┌─ DATA FOR PROCESSING

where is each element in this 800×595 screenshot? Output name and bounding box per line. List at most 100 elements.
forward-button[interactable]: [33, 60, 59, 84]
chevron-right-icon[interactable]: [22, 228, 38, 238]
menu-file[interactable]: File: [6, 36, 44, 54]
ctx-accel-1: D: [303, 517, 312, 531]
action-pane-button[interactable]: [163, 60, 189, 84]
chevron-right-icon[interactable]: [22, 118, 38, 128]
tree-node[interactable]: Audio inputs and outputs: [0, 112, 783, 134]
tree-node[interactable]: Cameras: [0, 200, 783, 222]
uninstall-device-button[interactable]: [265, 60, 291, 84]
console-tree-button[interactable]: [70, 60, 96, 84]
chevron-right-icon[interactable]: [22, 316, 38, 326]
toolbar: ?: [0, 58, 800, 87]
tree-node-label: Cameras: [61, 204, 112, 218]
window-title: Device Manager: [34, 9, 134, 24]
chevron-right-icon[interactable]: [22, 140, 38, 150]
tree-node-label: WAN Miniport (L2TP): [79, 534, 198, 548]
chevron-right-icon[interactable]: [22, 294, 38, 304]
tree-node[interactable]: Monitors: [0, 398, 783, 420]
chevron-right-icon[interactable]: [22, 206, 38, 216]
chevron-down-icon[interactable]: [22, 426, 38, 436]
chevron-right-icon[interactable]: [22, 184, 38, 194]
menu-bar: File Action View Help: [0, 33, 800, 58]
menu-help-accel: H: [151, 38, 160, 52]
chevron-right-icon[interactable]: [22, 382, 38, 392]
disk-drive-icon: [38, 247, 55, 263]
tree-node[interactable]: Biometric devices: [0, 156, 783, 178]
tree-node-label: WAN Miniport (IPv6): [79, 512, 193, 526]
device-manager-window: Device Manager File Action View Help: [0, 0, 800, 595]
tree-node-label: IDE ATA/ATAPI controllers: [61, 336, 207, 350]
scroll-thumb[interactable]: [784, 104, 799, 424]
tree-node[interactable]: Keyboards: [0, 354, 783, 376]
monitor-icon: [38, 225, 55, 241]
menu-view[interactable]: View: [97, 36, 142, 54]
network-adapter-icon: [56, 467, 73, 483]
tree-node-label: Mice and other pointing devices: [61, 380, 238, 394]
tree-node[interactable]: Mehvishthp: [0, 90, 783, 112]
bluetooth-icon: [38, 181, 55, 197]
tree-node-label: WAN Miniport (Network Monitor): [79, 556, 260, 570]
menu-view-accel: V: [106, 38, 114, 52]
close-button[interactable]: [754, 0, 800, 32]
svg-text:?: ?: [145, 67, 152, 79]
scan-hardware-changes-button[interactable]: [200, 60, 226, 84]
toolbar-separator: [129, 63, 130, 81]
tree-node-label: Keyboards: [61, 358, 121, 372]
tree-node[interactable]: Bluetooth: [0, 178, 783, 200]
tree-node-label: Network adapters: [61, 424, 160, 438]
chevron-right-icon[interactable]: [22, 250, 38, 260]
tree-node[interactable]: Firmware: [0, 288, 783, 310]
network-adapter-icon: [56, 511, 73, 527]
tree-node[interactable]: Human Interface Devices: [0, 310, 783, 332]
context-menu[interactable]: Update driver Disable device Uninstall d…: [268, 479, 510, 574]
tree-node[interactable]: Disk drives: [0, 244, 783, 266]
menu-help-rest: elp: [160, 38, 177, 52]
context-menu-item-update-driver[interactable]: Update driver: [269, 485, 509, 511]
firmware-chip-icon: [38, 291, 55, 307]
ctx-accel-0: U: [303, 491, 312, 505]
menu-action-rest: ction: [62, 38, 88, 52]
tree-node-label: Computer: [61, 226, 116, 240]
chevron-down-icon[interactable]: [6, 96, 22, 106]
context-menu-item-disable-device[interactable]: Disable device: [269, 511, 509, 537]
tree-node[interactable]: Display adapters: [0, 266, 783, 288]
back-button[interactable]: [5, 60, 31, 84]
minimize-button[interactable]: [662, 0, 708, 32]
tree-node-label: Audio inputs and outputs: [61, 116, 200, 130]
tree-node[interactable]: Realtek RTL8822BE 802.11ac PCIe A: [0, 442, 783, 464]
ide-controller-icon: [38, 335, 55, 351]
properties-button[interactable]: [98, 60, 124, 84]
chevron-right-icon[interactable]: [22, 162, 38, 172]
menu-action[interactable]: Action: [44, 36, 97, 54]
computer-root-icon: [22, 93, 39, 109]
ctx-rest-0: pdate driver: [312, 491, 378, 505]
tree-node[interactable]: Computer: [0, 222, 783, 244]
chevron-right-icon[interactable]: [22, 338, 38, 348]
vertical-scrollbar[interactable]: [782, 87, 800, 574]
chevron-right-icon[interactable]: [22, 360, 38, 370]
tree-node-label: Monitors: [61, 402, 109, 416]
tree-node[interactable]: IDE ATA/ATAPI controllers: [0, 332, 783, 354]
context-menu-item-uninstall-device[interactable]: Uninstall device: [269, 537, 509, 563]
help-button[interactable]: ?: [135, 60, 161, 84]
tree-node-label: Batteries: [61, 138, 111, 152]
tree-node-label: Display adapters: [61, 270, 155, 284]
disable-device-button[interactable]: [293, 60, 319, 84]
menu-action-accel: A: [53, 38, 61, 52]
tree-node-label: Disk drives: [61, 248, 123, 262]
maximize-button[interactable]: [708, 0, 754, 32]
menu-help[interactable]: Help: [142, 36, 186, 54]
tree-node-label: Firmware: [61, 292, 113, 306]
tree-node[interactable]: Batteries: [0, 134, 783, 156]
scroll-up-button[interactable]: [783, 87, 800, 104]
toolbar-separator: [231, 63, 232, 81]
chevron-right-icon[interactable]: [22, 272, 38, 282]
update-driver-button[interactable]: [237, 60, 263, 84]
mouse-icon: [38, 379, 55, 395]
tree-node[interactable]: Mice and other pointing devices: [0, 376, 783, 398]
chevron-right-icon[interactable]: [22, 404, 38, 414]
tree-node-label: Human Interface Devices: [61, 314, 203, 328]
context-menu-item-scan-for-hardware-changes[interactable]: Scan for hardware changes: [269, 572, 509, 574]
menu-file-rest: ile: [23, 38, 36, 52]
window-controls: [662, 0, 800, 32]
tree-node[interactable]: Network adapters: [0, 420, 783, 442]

└─

§ **WRITTEN INSTRUCTION**
Copy the records word for word, from the start through the line that contains "toolbar: ?: [0, 58, 800, 87]".

§ **EXERCISE RESPONSE**
where is each element in this 800×595 screenshot? Output name and bounding box per line. List at most 100 elements.
forward-button[interactable]: [33, 60, 59, 84]
chevron-right-icon[interactable]: [22, 228, 38, 238]
menu-file[interactable]: File: [6, 36, 44, 54]
ctx-accel-1: D: [303, 517, 312, 531]
action-pane-button[interactable]: [163, 60, 189, 84]
chevron-right-icon[interactable]: [22, 118, 38, 128]
tree-node[interactable]: Audio inputs and outputs: [0, 112, 783, 134]
tree-node[interactable]: Cameras: [0, 200, 783, 222]
uninstall-device-button[interactable]: [265, 60, 291, 84]
console-tree-button[interactable]: [70, 60, 96, 84]
chevron-right-icon[interactable]: [22, 316, 38, 326]
toolbar: ?: [0, 58, 800, 87]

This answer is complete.